**THE TASK:**
Without the pictures, write out all the lines below exactly as they appear.

**DATA SUPPLIED:**
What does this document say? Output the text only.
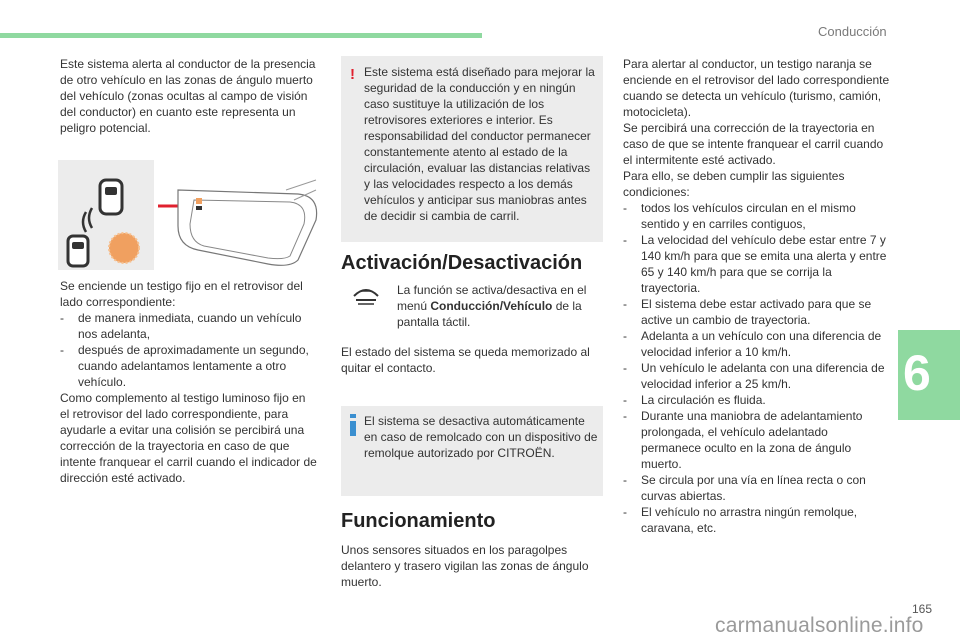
Conducción
Este sistema alerta al conductor de la presencia de otro vehículo en las zonas de ángulo muerto del vehículo (zonas ocultas al campo de visión del conductor) en cuanto este representa un peligro potencial.
Se enciende un testigo fijo en el retrovisor del lado correspondiente:
- de manera inmediata, cuando un vehículo nos adelanta,
- después de aproximadamente un segundo, cuando adelantamos lentamente a otro vehículo.
Como complemento al testigo luminoso fijo en el retrovisor del lado correspondiente, para ayudarle a evitar una colisión se percibirá una corrección de la trayectoria en caso de que intente franquear el carril cuando el indicador de dirección esté activado.
! Este sistema está diseñado para mejorar la seguridad de la conducción y en ningún caso sustituye la utilización de los retrovisores exteriores e interior. Es responsabilidad del conductor permanecer constantemente atento al estado de la circulación, evaluar las distancias relativas y las velocidades respecto a los demás vehículos y anticipar sus maniobras antes de decidir si cambia de carril.
Activación/Desactivación
La función se activa/desactiva en el menú Conducción/Vehículo de la pantalla táctil.
El estado del sistema se queda memorizado al quitar el contacto.
El sistema se desactiva automáticamente en caso de remolcado con un dispositivo de remolque autorizado por CITROËN.
Funcionamiento
Unos sensores situados en los paragolpes delantero y trasero vigilan las zonas de ángulo muerto.
Para alertar al conductor, un testigo naranja se enciende en el retrovisor del lado correspondiente cuando se detecta un vehículo (turismo, camión, motocicleta).
Se percibirá una corrección de la trayectoria en caso de que se intente franquear el carril cuando el intermitente esté activado.
Para ello, se deben cumplir las siguientes condiciones:
- todos los vehículos circulan en el mismo sentido y en carriles contiguos,
- La velocidad del vehículo debe estar entre 7 y 140 km/h para que se emita una alerta y entre 65 y 140 km/h para que se corrija la trayectoria.
- El sistema debe estar activado para que se active un cambio de trayectoria.
- Adelanta a un vehículo con una diferencia de velocidad inferior a 10 km/h.
- Un vehículo le adelanta con una diferencia de velocidad inferior a 25 km/h.
- La circulación es fluida.
- Durante una maniobra de adelantamiento prolongada, el vehículo adelantado permanece oculto en la zona de ángulo muerto.
- Se circula por una vía en línea recta o con curvas abiertas.
- El vehículo no arrastra ningún remolque, caravana, etc.
6
165
carmanualsonline.info
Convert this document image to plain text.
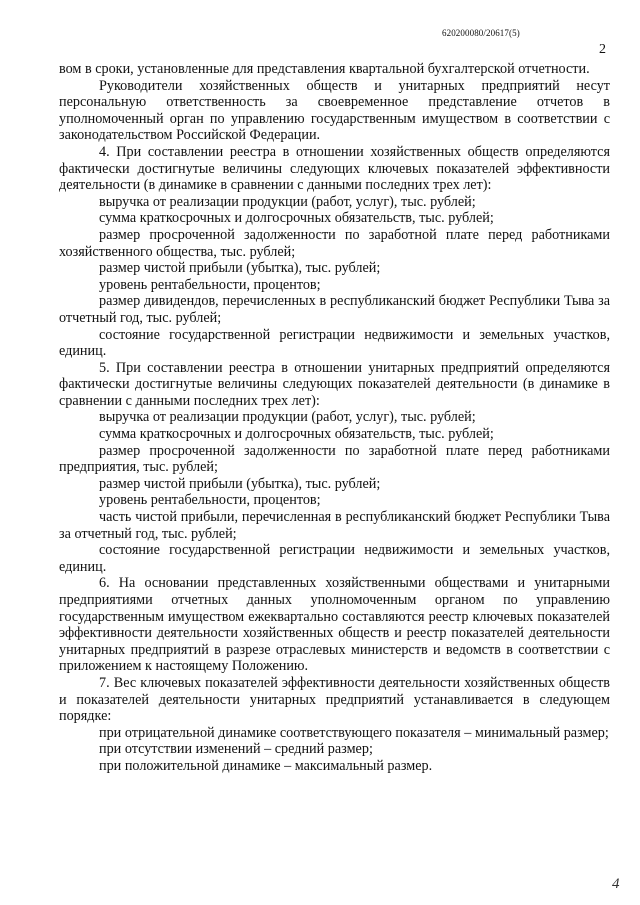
620200080/20617(5)
2

вом в сроки, установленные для представления квартальной бухгалтерской отчетности.

Руководители хозяйственных обществ и унитарных предприятий несут персональную ответственность за своевременное представление отчетов в уполномоченный орган по управлению государственным имуществом в соответствии с законодательством Российской Федерации.

4. При составлении реестра в отношении хозяйственных обществ определяются фактически достигнутые величины следующих ключевых показателей эффективности деятельности (в динамике в сравнении с данными последних трех лет):

выручка от реализации продукции (работ, услуг), тыс. рублей;

сумма краткосрочных и долгосрочных обязательств, тыс. рублей;

размер просроченной задолженности по заработной плате перед работниками хозяйственного общества, тыс. рублей;

размер чистой прибыли (убытка), тыс. рублей;

уровень рентабельности, процентов;

размер дивидендов, перечисленных в республиканский бюджет Республики Тыва за отчетный год, тыс. рублей;

состояние государственной регистрации недвижимости и земельных участков, единиц.

5. При составлении реестра в отношении унитарных предприятий определяются фактически достигнутые величины следующих показателей деятельности (в динамике в сравнении с данными последних трех лет):

выручка от реализации продукции (работ, услуг), тыс. рублей;

сумма краткосрочных и долгосрочных обязательств, тыс. рублей;

размер просроченной задолженности по заработной плате перед работниками предприятия, тыс. рублей;

размер чистой прибыли (убытка), тыс. рублей;

уровень рентабельности, процентов;

часть чистой прибыли, перечисленная в республиканский бюджет Республики Тыва за отчетный год, тыс. рублей;

состояние государственной регистрации недвижимости и земельных участков, единиц.

6. На основании представленных хозяйственными обществами и унитарными предприятиями отчетных данных уполномоченным органом по управлению государственным имуществом ежеквартально составляются реестр ключевых показателей эффективности деятельности хозяйственных обществ и реестр показателей деятельности унитарных предприятий в разрезе отраслевых министерств и ведомств в соответствии с приложением к настоящему Положению.

7. Вес ключевых показателей эффективности деятельности хозяйственных обществ и показателей деятельности унитарных предприятий устанавливается в следующем порядке:

при отрицательной динамике соответствующего показателя – минимальный размер;

при отсутствии изменений – средний размер;

при положительной динамике – максимальный размер.

4
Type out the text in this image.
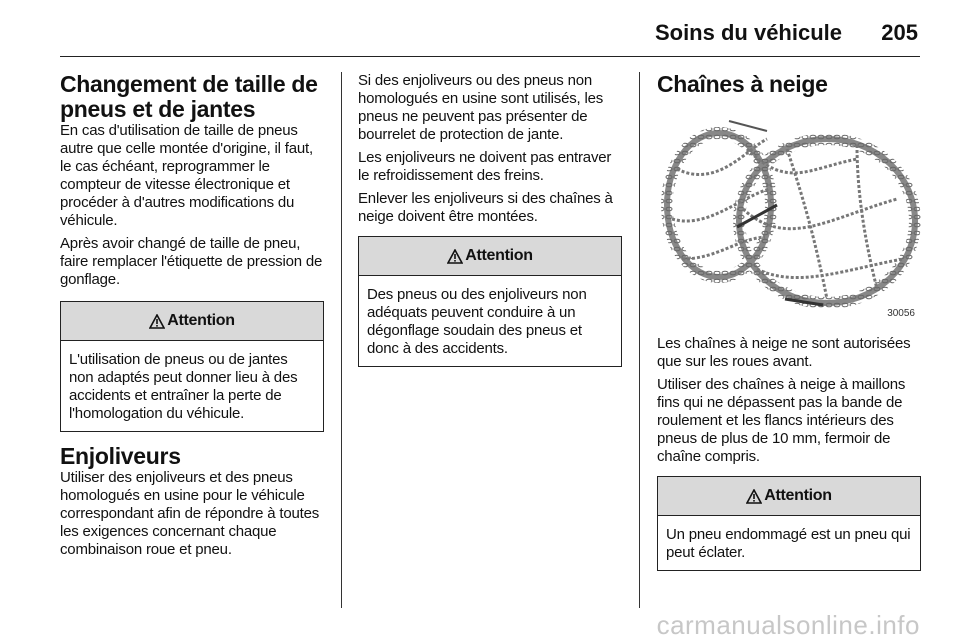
Soins du véhicule 205
Changement de taille de pneus et de jantes

En cas d'utilisation de taille de pneus autre que celle montée d'origine, il faut, le cas échéant, reprogrammer le compteur de vitesse électronique et procéder à d'autres modifications du véhicule.

Après avoir changé de taille de pneu, faire remplacer l'étiquette de pression de gonflage.

Attention
L'utilisation de pneus ou de jantes non adaptés peut donner lieu à des accidents et entraîner la perte de l'homologation du véhicule.
Enjoliveurs

Utiliser des enjoliveurs et des pneus homologués en usine pour le véhicule correspondant afin de répondre à toutes les exigences concernant chaque combinaison roue et pneu.

Si des enjoliveurs ou des pneus non homologués en usine sont utilisés, les pneus ne peuvent pas présenter de bourrelet de protection de jante.

Les enjoliveurs ne doivent pas entraver le refroidissement des freins.

Enlever les enjoliveurs si des chaînes à neige doivent être montées.

Attention
Des pneus ou des enjoliveurs non adéquats peuvent conduire à un dégonflage soudain des pneus et donc à des accidents.
Chaînes à neige
30056

Les chaînes à neige ne sont autorisées que sur les roues avant.

Utiliser des chaînes à neige à maillons fins qui ne dépassent pas la bande de roulement et les flancs intérieurs des pneus de plus de 10 mm, fermoir de chaîne compris.

Attention
Un pneu endommagé est un pneu qui peut éclater.
carmanualsonline.info
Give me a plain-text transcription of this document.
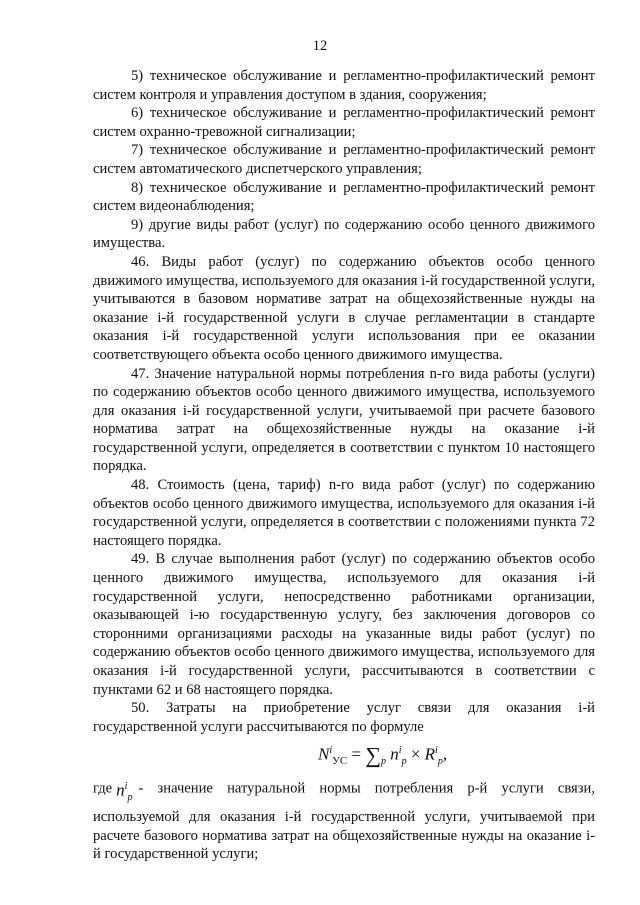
12

5) техническое обслуживание и регламентно-профилактический ремонт систем контроля и управления доступом в здания, сооружения;

6) техническое обслуживание и регламентно-профилактический ремонт систем охранно-тревожной сигнализации;

7) техническое обслуживание и регламентно-профилактический ремонт систем автоматического диспетчерского управления;

8) техническое обслуживание и регламентно-профилактический ремонт систем видеонаблюдения;

9) другие виды работ (услуг) по содержанию особо ценного движимого имущества.

46. Виды работ (услуг) по содержанию объектов особо ценного движимого имущества, используемого для оказания i-й государственной услуги, учитываются в базовом нормативе затрат на общехозяйственные нужды на оказание i-й государственной услуги в случае регламентации в стандарте оказания i-й государственной услуги использования при ее оказании соответствующего объекта особо ценного движимого имущества.

47. Значение натуральной нормы потребления n-го вида работы (услуги) по содержанию объектов особо ценного движимого имущества, используемого для оказания i-й государственной услуги, учитываемой при расчете базового норматива затрат на общехозяйственные нужды на оказание i-й государственной услуги, определяется в соответствии с пунктом 10 настоящего порядка.

48. Стоимость (цена, тариф) n-го вида работ (услуг) по содержанию объектов особо ценного движимого имущества, используемого для оказания i-й государственной услуги, определяется в соответствии с положениями пункта 72 настоящего порядка.

49. В случае выполнения работ (услуг) по содержанию объектов особо ценного движимого имущества, используемого для оказания i-й государственной услуги, непосредственно работниками организации, оказывающей i-ю государственную услугу, без заключения договоров со сторонними организациями расходы на указанные виды работ (услуг) по содержанию объектов особо ценного движимого имущества, используемого для оказания i-й государственной услуги, рассчитываются в соответствии с пунктами 62 и 68 настоящего порядка.

50. Затраты на приобретение услуг связи для оказания i-й государственной услуги рассчитываются по формуле

$N^i_{УС} = \sum_p$ $n^i_p \times R^i_p$,

где $n^i_p-$ значение натуральной нормы потребления p-й услуги связи, используемой для оказания i-й государственной услуги, учитываемой при расчете базового норматива затрат на общехозяйственные нужды на оказание i-й государственной услуги;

**THE COMPLETED TASK:**
What does this document say? Output the text only.
Conducción
Este sistema alerta al conductor de la presencia de otro vehículo en las zonas de ángulo muerto del vehículo (zonas ocultas al campo de visión del conductor) en cuanto este representa un peligro potencial.
Se enciende un testigo fijo en el retrovisor del lado correspondiente:
- de manera inmediata, cuando un vehículo nos adelanta,
- después de aproximadamente un segundo, cuando adelantamos lentamente a otro vehículo.
Como complemento al testigo luminoso fijo en el retrovisor del lado correspondiente, para ayudarle a evitar una colisión se percibirá una corrección de la trayectoria en caso de que intente franquear el carril cuando el indicador de dirección esté activado.
! Este sistema está diseñado para mejorar la seguridad de la conducción y en ningún caso sustituye la utilización de los retrovisores exteriores e interior. Es responsabilidad del conductor permanecer constantemente atento al estado de la circulación, evaluar las distancias relativas y las velocidades respecto a los demás vehículos y anticipar sus maniobras antes de decidir si cambia de carril.
Activación/Desactivación
La función se activa/desactiva en el menú Conducción/Vehículo de la pantalla táctil.
El estado del sistema se queda memorizado al quitar el contacto.
El sistema se desactiva automáticamente en caso de remolcado con un dispositivo de remolque autorizado por CITROËN.
Funcionamiento
Unos sensores situados en los paragolpes delantero y trasero vigilan las zonas de ángulo muerto.
Para alertar al conductor, un testigo naranja se enciende en el retrovisor del lado correspondiente cuando se detecta un vehículo (turismo, camión, motocicleta).
Se percibirá una corrección de la trayectoria en caso de que se intente franquear el carril cuando el intermitente esté activado.
Para ello, se deben cumplir las siguientes condiciones:
- todos los vehículos circulan en el mismo sentido y en carriles contiguos,
- La velocidad del vehículo debe estar entre 7 y 140 km/h para que se emita una alerta y entre 65 y 140 km/h para que se corrija la trayectoria.
- El sistema debe estar activado para que se active un cambio de trayectoria.
- Adelanta a un vehículo con una diferencia de velocidad inferior a 10 km/h.
- Un vehículo le adelanta con una diferencia de velocidad inferior a 25 km/h.
- La circulación es fluida.
- Durante una maniobra de adelantamiento prolongada, el vehículo adelantado permanece oculto en la zona de ángulo muerto.
- Se circula por una vía en línea recta o con curvas abiertas.
- El vehículo no arrastra ningún remolque, caravana, etc.
6
165
carmanualsonline.info
Convert this document image to plain text.
620200080/20617(5)
2

вом в сроки, установленные для представления квартальной бухгалтерской отчетности.

Руководители хозяйственных обществ и унитарных предприятий несут персональную ответственность за своевременное представление отчетов в уполномоченный орган по управлению государственным имуществом в соответствии с законодательством Российской Федерации.

4. При составлении реестра в отношении хозяйственных обществ определяются фактически достигнутые величины следующих ключевых показателей эффективности деятельности (в динамике в сравнении с данными последних трех лет):

выручка от реализации продукции (работ, услуг), тыс. рублей;

сумма краткосрочных и долгосрочных обязательств, тыс. рублей;

размер просроченной задолженности по заработной плате перед работниками хозяйственного общества, тыс. рублей;

размер чистой прибыли (убытка), тыс. рублей;

уровень рентабельности, процентов;

размер дивидендов, перечисленных в республиканский бюджет Республики Тыва за отчетный год, тыс. рублей;

состояние государственной регистрации недвижимости и земельных участков, единиц.

5. При составлении реестра в отношении унитарных предприятий определяются фактически достигнутые величины следующих показателей деятельности (в динамике в сравнении с данными последних трех лет):

выручка от реализации продукции (работ, услуг), тыс. рублей;

сумма краткосрочных и долгосрочных обязательств, тыс. рублей;

размер просроченной задолженности по заработной плате перед работниками предприятия, тыс. рублей;

размер чистой прибыли (убытка), тыс. рублей;

уровень рентабельности, процентов;

часть чистой прибыли, перечисленная в республиканский бюджет Республики Тыва за отчетный год, тыс. рублей;

состояние государственной регистрации недвижимости и земельных участков, единиц.

6. На основании представленных хозяйственными обществами и унитарными предприятиями отчетных данных уполномоченным органом по управлению государственным имуществом ежеквартально составляются реестр ключевых показателей эффективности деятельности хозяйственных обществ и реестр показателей деятельности унитарных предприятий в разрезе отраслевых министерств и ведомств в соответствии с приложением к настоящему Положению.

7. Вес ключевых показателей эффективности деятельности хозяйственных обществ и показателей деятельности унитарных предприятий устанавливается в следующем порядке:

при отрицательной динамике соответствующего показателя – минимальный размер;

при отсутствии изменений – средний размер;

при положительной динамике – максимальный размер.

4
Type out the text in this image.
Soins du véhicule 205
Changement de taille de pneus et de jantes

En cas d'utilisation de taille de pneus autre que celle montée d'origine, il faut, le cas échéant, reprogrammer le compteur de vitesse électronique et procéder à d'autres modifications du véhicule.

Après avoir changé de taille de pneu, faire remplacer l'étiquette de pression de gonflage.

Attention
L'utilisation de pneus ou de jantes non adaptés peut donner lieu à des accidents et entraîner la perte de l'homologation du véhicule.
Enjoliveurs

Utiliser des enjoliveurs et des pneus homologués en usine pour le véhicule correspondant afin de répondre à toutes les exigences concernant chaque combinaison roue et pneu.

Si des enjoliveurs ou des pneus non homologués en usine sont utilisés, les pneus ne peuvent pas présenter de bourrelet de protection de jante.

Les enjoliveurs ne doivent pas entraver le refroidissement des freins.

Enlever les enjoliveurs si des chaînes à neige doivent être montées.

Attention
Des pneus ou des enjoliveurs non adéquats peuvent conduire à un dégonflage soudain des pneus et donc à des accidents.
Chaînes à neige
30056

Les chaînes à neige ne sont autorisées que sur les roues avant.

Utiliser des chaînes à neige à maillons fins qui ne dépassent pas la bande de roulement et les flancs intérieurs des pneus de plus de 10 mm, fermoir de chaîne compris.

Attention
Un pneu endommagé est un pneu qui peut éclater.
carmanualsonline.info
Give me a plain-text transcription of this document.
12

5) техническое обслуживание и регламентно-профилактический ремонт систем контроля и управления доступом в здания, сооружения;

6) техническое обслуживание и регламентно-профилактический ремонт систем охранно-тревожной сигнализации;

7) техническое обслуживание и регламентно-профилактический ремонт систем автоматического диспетчерского управления;

8) техническое обслуживание и регламентно-профилактический ремонт систем видеонаблюдения;

9) другие виды работ (услуг) по содержанию особо ценного движимого имущества.

46. Виды работ (услуг) по содержанию объектов особо ценного движимого имущества, используемого для оказания i-й государственной услуги, учитываются в базовом нормативе затрат на общехозяйственные нужды на оказание i-й государственной услуги в случае регламентации в стандарте оказания i-й государственной услуги использования при ее оказании соответствующего объекта особо ценного движимого имущества.

47. Значение натуральной нормы потребления n-го вида работы (услуги) по содержанию объектов особо ценного движимого имущества, используемого для оказания i-й государственной услуги, учитываемой при расчете базового норматива затрат на общехозяйственные нужды на оказание i-й государственной услуги, определяется в соответствии с пунктом 10 настоящего порядка.

48. Стоимость (цена, тариф) n-го вида работ (услуг) по содержанию объектов особо ценного движимого имущества, используемого для оказания i-й государственной услуги, определяется в соответствии с положениями пункта 72 настоящего порядка.

49. В случае выполнения работ (услуг) по содержанию объектов особо ценного движимого имущества, используемого для оказания i-й государственной услуги, непосредственно работниками организации, оказывающей i-ю государственную услугу, без заключения договоров со сторонними организациями расходы на указанные виды работ (услуг) по содержанию объектов особо ценного движимого имущества, используемого для оказания i-й государственной услуги, рассчитываются в соответствии с пунктами 62 и 68 настоящего порядка.

50. Затраты на приобретение услуг связи для оказания i-й государственной услуги рассчитываются по формуле

$N^i_{УС} = \sum_p$ $n^i_p \times R^i_p$,

где $n^i_p-$ значение натуральной нормы потребления p-й услуги связи, используемой для оказания i-й государственной услуги, учитываемой при расчете базового норматива затрат на общехозяйственные нужды на оказание i-й государственной услуги;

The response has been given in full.